Written instruction » Can you return each of the rows below verbatim, with no changes at all?

Supplied records »
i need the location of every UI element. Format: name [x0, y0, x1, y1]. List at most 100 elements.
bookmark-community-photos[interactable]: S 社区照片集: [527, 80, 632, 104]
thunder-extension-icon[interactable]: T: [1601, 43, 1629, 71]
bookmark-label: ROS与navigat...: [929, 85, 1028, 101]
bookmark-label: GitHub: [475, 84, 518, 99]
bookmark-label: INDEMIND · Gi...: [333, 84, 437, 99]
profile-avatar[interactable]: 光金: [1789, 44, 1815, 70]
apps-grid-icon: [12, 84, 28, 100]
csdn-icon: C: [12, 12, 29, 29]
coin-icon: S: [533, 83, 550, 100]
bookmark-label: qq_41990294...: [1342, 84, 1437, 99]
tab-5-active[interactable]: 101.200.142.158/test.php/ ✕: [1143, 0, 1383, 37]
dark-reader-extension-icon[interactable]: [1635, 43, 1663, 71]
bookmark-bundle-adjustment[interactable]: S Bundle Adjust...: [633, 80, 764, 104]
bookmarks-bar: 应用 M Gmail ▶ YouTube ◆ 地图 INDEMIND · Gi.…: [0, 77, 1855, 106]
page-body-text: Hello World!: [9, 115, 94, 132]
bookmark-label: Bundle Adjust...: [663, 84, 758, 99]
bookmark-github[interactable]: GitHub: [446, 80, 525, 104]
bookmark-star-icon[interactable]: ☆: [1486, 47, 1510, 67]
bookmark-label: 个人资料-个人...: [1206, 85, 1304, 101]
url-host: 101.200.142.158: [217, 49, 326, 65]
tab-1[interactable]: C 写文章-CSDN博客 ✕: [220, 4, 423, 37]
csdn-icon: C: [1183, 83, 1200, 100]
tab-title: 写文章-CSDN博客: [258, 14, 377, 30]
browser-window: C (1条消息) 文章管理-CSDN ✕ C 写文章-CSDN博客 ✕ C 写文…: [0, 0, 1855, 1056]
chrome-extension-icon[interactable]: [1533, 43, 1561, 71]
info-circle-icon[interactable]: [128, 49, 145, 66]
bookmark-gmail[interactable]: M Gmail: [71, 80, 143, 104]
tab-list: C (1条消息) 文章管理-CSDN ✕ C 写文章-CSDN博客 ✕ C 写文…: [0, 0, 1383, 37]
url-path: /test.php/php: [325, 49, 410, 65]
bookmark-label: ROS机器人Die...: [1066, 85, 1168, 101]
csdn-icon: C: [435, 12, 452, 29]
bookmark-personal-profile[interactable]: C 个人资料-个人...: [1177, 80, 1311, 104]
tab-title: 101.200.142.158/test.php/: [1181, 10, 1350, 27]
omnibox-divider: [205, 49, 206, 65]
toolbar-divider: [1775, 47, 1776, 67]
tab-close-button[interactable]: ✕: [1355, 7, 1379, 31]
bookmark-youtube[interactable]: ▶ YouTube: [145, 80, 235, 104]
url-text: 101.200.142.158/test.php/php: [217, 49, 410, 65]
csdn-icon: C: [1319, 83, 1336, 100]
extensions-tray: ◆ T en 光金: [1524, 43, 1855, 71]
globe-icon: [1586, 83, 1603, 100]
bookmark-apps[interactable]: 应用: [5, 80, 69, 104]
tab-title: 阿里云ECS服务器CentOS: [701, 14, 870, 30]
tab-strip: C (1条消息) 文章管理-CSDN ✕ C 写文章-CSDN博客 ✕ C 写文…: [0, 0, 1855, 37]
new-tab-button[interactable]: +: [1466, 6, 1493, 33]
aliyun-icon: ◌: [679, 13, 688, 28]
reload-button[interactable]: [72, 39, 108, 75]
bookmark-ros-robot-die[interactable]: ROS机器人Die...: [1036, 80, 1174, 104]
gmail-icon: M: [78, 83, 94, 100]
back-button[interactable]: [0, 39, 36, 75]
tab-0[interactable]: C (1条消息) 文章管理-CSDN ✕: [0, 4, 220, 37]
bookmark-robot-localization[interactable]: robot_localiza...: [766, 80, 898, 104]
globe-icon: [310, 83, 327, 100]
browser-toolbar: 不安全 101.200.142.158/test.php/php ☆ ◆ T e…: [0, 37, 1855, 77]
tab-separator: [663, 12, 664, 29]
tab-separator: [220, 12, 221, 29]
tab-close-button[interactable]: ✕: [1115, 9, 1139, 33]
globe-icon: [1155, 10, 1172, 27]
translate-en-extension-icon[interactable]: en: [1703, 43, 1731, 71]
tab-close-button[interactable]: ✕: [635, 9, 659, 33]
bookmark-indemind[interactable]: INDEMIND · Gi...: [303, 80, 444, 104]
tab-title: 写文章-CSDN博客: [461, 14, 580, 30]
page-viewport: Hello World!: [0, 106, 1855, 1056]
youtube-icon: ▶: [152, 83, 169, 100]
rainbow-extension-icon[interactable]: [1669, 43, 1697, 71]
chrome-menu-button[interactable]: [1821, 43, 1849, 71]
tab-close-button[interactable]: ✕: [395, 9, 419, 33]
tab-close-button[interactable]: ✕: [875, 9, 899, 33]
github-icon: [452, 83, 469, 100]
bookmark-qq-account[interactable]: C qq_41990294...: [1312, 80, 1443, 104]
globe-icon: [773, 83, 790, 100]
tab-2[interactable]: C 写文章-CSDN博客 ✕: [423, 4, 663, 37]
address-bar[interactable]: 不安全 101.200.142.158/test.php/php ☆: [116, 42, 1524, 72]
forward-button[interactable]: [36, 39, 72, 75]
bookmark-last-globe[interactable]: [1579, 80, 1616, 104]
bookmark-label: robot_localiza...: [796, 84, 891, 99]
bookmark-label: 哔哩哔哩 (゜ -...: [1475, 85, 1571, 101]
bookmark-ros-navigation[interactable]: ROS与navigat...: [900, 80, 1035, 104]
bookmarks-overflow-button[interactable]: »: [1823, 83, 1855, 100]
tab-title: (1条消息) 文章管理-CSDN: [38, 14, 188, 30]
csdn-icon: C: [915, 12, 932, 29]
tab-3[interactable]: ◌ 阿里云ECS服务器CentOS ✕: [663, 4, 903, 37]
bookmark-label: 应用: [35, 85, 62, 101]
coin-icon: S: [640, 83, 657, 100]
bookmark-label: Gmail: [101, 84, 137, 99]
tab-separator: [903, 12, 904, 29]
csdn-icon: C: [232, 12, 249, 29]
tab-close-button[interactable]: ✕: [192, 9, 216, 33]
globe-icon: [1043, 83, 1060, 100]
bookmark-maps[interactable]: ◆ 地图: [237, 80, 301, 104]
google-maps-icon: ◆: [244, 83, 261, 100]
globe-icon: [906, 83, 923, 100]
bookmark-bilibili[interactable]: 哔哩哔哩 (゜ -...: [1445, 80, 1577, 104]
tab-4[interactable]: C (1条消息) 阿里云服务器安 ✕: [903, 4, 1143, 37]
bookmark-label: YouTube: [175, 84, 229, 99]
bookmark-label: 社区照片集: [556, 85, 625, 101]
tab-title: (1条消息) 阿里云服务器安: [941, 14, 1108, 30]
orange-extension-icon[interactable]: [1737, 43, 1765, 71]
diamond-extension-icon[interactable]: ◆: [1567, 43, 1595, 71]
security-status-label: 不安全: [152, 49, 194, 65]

Answer to the task »
i need the location of every UI element. Format: name [x0, y0, x1, y1]. List at most 100 elements.
bookmark-community-photos[interactable]: S 社区照片集: [527, 80, 632, 104]
thunder-extension-icon[interactable]: T: [1601, 43, 1629, 71]
bookmark-label: ROS与navigat...: [929, 85, 1028, 101]
bookmark-label: GitHub: [475, 84, 518, 99]
bookmark-label: INDEMIND · Gi...: [333, 84, 437, 99]
profile-avatar[interactable]: 光金: [1789, 44, 1815, 70]
apps-grid-icon: [12, 84, 28, 100]
csdn-icon: C: [12, 12, 29, 29]
coin-icon: S: [533, 83, 550, 100]
bookmark-label: qq_41990294...: [1342, 84, 1437, 99]
tab-5-active[interactable]: 101.200.142.158/test.php/ ✕: [1143, 0, 1383, 37]
dark-reader-extension-icon[interactable]: [1635, 43, 1663, 71]
bookmark-bundle-adjustment[interactable]: S Bundle Adjust...: [633, 80, 764, 104]
bookmarks-bar: 应用 M Gmail ▶ YouTube ◆ 地图 INDEMIND · Gi.…: [0, 77, 1855, 106]
page-body-text: Hello World!: [9, 115, 94, 132]
bookmark-label: Bundle Adjust...: [663, 84, 758, 99]
bookmark-github[interactable]: GitHub: [446, 80, 525, 104]
bookmark-star-icon[interactable]: ☆: [1486, 47, 1510, 67]
bookmark-label: 个人资料-个人...: [1206, 85, 1304, 101]
url-host: 101.200.142.158: [217, 49, 326, 65]
tab-1[interactable]: C 写文章-CSDN博客 ✕: [220, 4, 423, 37]
csdn-icon: C: [1183, 83, 1200, 100]
tab-title: 写文章-CSDN博客: [258, 14, 377, 30]
browser-window: C (1条消息) 文章管理-CSDN ✕ C 写文章-CSDN博客 ✕ C 写文…: [0, 0, 1855, 1056]
chrome-extension-icon[interactable]: [1533, 43, 1561, 71]
info-circle-icon[interactable]: [128, 49, 145, 66]
bookmark-gmail[interactable]: M Gmail: [71, 80, 143, 104]
tab-list: C (1条消息) 文章管理-CSDN ✕ C 写文章-CSDN博客 ✕ C 写文…: [0, 0, 1383, 37]
url-path: /test.php/php: [325, 49, 410, 65]
bookmark-label: ROS机器人Die...: [1066, 85, 1168, 101]
csdn-icon: C: [435, 12, 452, 29]
bookmark-personal-profile[interactable]: C 个人资料-个人...: [1177, 80, 1311, 104]
tab-title: 101.200.142.158/test.php/: [1181, 10, 1350, 27]
omnibox-divider: [205, 49, 206, 65]
toolbar-divider: [1775, 47, 1776, 67]
tab-close-button[interactable]: ✕: [1355, 7, 1379, 31]
bookmark-youtube[interactable]: ▶ YouTube: [145, 80, 235, 104]
url-text: 101.200.142.158/test.php/php: [217, 49, 410, 65]
csdn-icon: C: [1319, 83, 1336, 100]
extensions-tray: ◆ T en 光金: [1524, 43, 1855, 71]
globe-icon: [1586, 83, 1603, 100]
bookmark-apps[interactable]: 应用: [5, 80, 69, 104]
tab-title: 阿里云ECS服务器CentOS: [701, 14, 870, 30]
tab-strip: C (1条消息) 文章管理-CSDN ✕ C 写文章-CSDN博客 ✕ C 写文…: [0, 0, 1855, 37]
new-tab-button[interactable]: +: [1466, 6, 1493, 33]
aliyun-icon: ◌: [679, 13, 688, 28]
reload-button[interactable]: [72, 39, 108, 75]
bookmark-ros-robot-die[interactable]: ROS机器人Die...: [1036, 80, 1174, 104]
gmail-icon: M: [78, 83, 94, 100]
back-button[interactable]: [0, 39, 36, 75]
tab-0[interactable]: C (1条消息) 文章管理-CSDN ✕: [0, 4, 220, 37]
bookmark-robot-localization[interactable]: robot_localiza...: [766, 80, 898, 104]
globe-icon: [310, 83, 327, 100]
browser-toolbar: 不安全 101.200.142.158/test.php/php ☆ ◆ T e…: [0, 37, 1855, 77]
tab-separator: [663, 12, 664, 29]
tab-separator: [220, 12, 221, 29]
tab-close-button[interactable]: ✕: [1115, 9, 1139, 33]
globe-icon: [1155, 10, 1172, 27]
translate-en-extension-icon[interactable]: en: [1703, 43, 1731, 71]
tab-close-button[interactable]: ✕: [635, 9, 659, 33]
bookmark-indemind[interactable]: INDEMIND · Gi...: [303, 80, 444, 104]
tab-title: 写文章-CSDN博客: [461, 14, 580, 30]
page-viewport: Hello World!: [0, 106, 1855, 1056]
youtube-icon: ▶: [152, 83, 169, 100]
rainbow-extension-icon[interactable]: [1669, 43, 1697, 71]
chrome-menu-button[interactable]: [1821, 43, 1849, 71]
tab-close-button[interactable]: ✕: [395, 9, 419, 33]
tab-close-button[interactable]: ✕: [875, 9, 899, 33]
github-icon: [452, 83, 469, 100]
bookmark-qq-account[interactable]: C qq_41990294...: [1312, 80, 1443, 104]
globe-icon: [773, 83, 790, 100]
tab-2[interactable]: C 写文章-CSDN博客 ✕: [423, 4, 663, 37]
address-bar[interactable]: 不安全 101.200.142.158/test.php/php ☆: [116, 42, 1524, 72]
forward-button[interactable]: [36, 39, 72, 75]
bookmark-last-globe[interactable]: [1579, 80, 1616, 104]
bookmark-label: robot_localiza...: [796, 84, 891, 99]
bookmark-label: 哔哩哔哩 (゜ -...: [1475, 85, 1571, 101]
bookmark-ros-navigation[interactable]: ROS与navigat...: [900, 80, 1035, 104]
bookmarks-overflow-button[interactable]: »: [1823, 83, 1855, 100]
tab-title: (1条消息) 文章管理-CSDN: [38, 14, 188, 30]
csdn-icon: C: [915, 12, 932, 29]
tab-3[interactable]: ◌ 阿里云ECS服务器CentOS ✕: [663, 4, 903, 37]
bookmark-label: 应用: [35, 85, 62, 101]
coin-icon: S: [640, 83, 657, 100]
bookmark-label: Gmail: [101, 84, 137, 99]
tab-separator: [903, 12, 904, 29]
csdn-icon: C: [232, 12, 249, 29]
tab-close-button[interactable]: ✕: [192, 9, 216, 33]
globe-icon: [1043, 83, 1060, 100]
bookmark-maps[interactable]: ◆ 地图: [237, 80, 301, 104]
google-maps-icon: ◆: [244, 83, 261, 100]
globe-icon: [906, 83, 923, 100]
bookmark-bilibili[interactable]: 哔哩哔哩 (゜ -...: [1445, 80, 1577, 104]
tab-4[interactable]: C (1条消息) 阿里云服务器安 ✕: [903, 4, 1143, 37]
bookmark-label: YouTube: [175, 84, 229, 99]
bookmark-label: 社区照片集: [556, 85, 625, 101]
tab-title: (1条消息) 阿里云服务器安: [941, 14, 1108, 30]
orange-extension-icon[interactable]: [1737, 43, 1765, 71]
diamond-extension-icon[interactable]: ◆: [1567, 43, 1595, 71]
security-status-label: 不安全: [152, 49, 194, 65]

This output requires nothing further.